→ **Short exercise**:
Select and reproduce each line of the listing below that bears the string "there".
[begin Extracted information]
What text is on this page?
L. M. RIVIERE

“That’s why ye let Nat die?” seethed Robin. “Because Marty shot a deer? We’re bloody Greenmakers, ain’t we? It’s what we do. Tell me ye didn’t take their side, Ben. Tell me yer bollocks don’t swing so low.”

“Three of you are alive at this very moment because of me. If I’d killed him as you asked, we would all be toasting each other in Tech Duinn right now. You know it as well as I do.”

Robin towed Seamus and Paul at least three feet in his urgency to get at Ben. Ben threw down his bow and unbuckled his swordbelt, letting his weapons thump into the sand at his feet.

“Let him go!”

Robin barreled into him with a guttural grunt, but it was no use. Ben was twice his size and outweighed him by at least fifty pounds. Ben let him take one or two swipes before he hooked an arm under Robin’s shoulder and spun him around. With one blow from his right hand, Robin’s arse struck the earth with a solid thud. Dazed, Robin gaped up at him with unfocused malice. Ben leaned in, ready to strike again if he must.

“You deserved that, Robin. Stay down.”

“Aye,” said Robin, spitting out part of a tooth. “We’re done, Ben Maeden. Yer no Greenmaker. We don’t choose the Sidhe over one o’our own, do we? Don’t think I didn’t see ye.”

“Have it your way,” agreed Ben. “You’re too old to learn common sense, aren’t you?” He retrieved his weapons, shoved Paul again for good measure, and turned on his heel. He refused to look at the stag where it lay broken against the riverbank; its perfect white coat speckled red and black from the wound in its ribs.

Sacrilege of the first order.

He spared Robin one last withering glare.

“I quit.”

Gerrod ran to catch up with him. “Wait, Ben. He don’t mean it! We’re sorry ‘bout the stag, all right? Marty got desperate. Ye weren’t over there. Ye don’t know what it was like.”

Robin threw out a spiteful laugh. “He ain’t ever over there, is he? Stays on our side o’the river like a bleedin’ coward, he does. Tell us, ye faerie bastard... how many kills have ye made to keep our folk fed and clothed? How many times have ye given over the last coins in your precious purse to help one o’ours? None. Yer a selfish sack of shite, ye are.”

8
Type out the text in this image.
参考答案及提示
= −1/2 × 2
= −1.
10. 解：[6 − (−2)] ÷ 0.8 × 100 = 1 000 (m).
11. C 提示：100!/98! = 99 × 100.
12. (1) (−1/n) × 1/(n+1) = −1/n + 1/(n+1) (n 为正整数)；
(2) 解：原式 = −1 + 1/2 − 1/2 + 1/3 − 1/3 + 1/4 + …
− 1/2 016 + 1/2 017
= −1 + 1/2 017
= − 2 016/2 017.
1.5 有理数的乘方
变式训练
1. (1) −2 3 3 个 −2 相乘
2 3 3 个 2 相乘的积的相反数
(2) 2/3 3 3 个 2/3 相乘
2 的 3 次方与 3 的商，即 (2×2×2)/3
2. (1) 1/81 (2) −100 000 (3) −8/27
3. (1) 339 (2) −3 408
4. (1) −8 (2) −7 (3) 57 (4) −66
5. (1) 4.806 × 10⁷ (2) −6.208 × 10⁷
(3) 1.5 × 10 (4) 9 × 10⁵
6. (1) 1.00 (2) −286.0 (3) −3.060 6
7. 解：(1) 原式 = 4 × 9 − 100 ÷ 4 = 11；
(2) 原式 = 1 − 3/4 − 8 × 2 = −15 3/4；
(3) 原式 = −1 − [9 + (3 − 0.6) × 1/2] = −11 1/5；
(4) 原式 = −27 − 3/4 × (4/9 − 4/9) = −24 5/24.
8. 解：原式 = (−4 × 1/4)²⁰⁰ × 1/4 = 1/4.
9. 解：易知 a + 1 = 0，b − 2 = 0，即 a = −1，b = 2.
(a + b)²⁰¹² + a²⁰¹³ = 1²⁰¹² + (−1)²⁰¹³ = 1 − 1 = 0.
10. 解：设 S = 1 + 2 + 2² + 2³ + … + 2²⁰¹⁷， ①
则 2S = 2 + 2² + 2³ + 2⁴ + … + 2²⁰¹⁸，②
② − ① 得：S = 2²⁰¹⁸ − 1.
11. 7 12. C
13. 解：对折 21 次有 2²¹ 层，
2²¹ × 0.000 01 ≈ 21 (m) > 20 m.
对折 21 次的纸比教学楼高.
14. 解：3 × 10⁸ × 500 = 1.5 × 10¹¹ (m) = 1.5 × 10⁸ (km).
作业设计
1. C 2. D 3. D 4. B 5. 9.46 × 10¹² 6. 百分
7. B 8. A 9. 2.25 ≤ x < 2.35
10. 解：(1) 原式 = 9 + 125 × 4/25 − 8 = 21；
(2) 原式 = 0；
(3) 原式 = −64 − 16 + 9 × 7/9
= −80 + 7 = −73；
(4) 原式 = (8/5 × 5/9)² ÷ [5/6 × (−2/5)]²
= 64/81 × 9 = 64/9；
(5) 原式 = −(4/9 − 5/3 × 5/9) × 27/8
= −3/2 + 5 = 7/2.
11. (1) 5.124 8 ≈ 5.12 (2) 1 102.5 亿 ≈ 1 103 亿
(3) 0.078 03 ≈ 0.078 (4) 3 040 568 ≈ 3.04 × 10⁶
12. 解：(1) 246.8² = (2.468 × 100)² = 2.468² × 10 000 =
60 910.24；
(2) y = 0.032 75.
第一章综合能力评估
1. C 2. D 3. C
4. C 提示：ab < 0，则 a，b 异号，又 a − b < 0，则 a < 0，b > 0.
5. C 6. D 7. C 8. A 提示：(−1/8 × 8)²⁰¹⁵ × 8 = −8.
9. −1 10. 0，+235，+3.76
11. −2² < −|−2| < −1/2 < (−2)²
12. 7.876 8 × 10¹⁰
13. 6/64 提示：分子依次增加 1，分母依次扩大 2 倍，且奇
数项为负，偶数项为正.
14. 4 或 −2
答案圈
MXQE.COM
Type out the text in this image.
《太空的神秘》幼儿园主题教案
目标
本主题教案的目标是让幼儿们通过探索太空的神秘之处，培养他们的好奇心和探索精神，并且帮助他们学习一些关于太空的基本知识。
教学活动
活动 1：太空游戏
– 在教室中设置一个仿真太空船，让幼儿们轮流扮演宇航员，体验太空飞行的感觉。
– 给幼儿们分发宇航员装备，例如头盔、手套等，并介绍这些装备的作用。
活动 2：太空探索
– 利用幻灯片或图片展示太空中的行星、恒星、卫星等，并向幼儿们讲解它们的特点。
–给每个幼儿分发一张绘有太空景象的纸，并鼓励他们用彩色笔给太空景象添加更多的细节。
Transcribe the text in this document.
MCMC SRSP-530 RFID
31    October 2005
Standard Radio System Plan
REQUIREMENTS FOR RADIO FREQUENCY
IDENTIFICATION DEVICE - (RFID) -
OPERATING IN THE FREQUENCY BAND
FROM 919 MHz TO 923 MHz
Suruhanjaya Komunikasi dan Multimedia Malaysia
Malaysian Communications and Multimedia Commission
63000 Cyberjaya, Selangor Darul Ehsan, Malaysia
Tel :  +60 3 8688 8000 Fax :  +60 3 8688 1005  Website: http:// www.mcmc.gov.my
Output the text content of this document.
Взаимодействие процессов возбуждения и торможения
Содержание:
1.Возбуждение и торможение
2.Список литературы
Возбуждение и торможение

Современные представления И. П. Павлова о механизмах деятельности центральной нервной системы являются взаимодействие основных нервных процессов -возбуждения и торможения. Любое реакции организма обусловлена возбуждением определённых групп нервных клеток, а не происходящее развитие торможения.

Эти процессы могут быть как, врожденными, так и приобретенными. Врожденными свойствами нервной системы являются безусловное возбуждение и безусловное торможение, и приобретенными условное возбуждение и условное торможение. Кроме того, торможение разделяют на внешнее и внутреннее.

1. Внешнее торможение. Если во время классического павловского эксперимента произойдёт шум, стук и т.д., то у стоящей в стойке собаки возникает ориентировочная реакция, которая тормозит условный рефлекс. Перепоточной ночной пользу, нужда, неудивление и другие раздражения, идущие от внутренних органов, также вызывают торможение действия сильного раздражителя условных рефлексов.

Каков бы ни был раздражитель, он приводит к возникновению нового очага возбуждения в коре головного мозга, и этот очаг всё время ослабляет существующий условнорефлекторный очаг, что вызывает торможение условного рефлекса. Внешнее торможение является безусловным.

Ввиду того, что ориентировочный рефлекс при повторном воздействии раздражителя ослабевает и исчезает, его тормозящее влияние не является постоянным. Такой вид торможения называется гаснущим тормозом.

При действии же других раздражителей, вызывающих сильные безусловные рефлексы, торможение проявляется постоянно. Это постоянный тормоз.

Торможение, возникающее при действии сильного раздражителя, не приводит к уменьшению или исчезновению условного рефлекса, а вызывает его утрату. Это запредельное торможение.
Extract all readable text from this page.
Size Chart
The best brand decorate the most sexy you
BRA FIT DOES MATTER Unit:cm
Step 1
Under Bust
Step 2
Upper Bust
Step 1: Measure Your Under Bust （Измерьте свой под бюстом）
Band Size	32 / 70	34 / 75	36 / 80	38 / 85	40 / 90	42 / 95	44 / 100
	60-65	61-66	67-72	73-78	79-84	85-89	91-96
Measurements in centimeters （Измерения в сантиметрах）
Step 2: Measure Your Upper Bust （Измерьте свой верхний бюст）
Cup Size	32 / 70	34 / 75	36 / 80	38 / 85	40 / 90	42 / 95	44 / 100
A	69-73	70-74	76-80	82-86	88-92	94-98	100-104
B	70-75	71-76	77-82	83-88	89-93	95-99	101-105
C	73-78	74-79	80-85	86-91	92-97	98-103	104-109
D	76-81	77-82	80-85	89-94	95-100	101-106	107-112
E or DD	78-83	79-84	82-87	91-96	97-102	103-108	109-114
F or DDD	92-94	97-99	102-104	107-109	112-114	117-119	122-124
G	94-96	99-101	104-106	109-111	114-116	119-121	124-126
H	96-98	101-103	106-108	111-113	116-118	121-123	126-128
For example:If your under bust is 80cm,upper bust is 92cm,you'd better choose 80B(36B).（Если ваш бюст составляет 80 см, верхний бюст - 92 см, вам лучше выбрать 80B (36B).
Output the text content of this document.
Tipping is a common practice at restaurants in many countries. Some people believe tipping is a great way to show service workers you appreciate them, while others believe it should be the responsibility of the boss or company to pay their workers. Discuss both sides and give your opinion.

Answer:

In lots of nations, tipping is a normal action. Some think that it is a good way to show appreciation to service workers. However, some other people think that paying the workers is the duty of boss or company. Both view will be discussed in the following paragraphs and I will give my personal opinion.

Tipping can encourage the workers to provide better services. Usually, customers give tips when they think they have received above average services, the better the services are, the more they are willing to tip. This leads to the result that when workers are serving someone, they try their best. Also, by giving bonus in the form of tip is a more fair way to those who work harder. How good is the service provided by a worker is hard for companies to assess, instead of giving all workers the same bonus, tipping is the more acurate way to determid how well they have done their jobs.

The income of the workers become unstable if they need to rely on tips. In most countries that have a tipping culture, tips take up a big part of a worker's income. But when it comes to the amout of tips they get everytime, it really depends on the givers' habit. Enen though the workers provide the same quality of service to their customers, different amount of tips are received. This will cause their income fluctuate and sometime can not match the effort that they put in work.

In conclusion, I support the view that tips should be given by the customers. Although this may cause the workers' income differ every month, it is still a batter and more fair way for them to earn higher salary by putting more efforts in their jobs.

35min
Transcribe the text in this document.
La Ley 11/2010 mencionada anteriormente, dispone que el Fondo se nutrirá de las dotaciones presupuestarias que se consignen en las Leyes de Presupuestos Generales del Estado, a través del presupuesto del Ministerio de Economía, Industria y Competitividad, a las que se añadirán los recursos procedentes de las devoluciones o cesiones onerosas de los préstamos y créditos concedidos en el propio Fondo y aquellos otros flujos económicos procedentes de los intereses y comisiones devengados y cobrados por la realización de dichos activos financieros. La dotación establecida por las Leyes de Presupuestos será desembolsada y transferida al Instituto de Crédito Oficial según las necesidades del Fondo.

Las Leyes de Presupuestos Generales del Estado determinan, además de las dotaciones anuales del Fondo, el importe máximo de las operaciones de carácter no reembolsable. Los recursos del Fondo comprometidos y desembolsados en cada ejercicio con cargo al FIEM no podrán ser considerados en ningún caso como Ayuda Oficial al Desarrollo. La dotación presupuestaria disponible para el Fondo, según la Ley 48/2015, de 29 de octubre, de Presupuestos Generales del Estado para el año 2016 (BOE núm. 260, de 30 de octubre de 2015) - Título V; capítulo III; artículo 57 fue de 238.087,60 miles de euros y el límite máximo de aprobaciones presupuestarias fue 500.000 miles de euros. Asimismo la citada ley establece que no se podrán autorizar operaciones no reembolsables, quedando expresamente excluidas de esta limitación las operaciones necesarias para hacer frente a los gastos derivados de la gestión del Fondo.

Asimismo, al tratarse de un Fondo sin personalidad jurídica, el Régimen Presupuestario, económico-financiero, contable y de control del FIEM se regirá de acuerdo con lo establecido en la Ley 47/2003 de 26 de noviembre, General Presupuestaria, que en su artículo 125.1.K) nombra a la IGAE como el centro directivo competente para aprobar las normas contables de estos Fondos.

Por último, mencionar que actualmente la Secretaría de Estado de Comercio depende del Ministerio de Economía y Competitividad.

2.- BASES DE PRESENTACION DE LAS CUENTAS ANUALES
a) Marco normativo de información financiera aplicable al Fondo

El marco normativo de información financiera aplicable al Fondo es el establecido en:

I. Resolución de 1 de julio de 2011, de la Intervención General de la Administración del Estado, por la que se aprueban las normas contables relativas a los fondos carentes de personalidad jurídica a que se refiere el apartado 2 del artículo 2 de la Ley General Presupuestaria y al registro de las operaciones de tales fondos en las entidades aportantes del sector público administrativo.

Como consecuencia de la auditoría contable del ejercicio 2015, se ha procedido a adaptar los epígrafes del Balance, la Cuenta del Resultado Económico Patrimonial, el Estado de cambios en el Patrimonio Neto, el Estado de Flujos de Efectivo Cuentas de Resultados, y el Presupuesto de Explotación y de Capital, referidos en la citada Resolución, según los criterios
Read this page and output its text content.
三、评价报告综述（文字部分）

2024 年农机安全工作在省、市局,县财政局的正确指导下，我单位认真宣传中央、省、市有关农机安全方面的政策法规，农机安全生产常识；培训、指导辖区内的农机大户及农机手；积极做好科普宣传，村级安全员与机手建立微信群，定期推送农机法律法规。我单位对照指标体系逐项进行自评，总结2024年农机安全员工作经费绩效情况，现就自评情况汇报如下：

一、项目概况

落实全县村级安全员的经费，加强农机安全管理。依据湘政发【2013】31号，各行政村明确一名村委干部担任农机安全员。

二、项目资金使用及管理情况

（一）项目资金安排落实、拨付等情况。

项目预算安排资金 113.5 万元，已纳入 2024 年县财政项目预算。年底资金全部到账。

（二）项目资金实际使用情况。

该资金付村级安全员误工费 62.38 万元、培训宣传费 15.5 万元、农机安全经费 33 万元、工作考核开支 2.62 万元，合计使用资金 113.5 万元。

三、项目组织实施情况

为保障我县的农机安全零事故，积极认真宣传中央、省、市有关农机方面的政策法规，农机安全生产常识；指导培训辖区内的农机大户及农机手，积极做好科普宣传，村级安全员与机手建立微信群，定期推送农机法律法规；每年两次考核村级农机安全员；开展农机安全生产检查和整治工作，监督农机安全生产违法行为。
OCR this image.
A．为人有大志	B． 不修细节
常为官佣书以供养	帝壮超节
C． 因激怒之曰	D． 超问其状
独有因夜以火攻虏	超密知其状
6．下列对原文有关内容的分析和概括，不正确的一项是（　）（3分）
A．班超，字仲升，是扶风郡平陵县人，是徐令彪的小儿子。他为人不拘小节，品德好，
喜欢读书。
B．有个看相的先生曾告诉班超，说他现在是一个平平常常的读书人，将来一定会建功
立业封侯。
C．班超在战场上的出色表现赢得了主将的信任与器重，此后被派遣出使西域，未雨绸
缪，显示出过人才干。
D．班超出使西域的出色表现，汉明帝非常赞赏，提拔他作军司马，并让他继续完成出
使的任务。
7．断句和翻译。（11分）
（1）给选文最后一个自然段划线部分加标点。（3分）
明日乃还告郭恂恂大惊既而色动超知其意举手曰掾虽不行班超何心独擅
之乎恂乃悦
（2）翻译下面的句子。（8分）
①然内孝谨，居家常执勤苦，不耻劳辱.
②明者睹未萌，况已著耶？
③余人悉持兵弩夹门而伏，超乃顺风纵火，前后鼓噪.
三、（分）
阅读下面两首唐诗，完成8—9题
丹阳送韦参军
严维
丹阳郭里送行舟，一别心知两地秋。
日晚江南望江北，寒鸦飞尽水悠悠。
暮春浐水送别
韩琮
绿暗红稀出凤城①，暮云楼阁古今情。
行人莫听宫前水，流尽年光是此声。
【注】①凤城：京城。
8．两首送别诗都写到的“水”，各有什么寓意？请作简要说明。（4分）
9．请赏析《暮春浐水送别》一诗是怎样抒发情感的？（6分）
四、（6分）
[end Extracted information]
→ **Result**:
Gerrod ran to catch up with him. “Wait, Ben. He don’t mean it! We’re sorry ‘bout the stag, all right? Marty got desperate. Ye weren’t over there. Ye don’t know what it was like.”
Robin threw out a spiteful laugh. “He ain’t ever over there, is he? Stays on our side o’the river like a bleedin’ coward, he does. Tell us, ye faerie bastard... how many kills have ye made to keep our folk fed and clothed? How many times have ye given over the last coins in your precious purse to help one o’ours? None. Yer a selfish sack of shite, ye are.”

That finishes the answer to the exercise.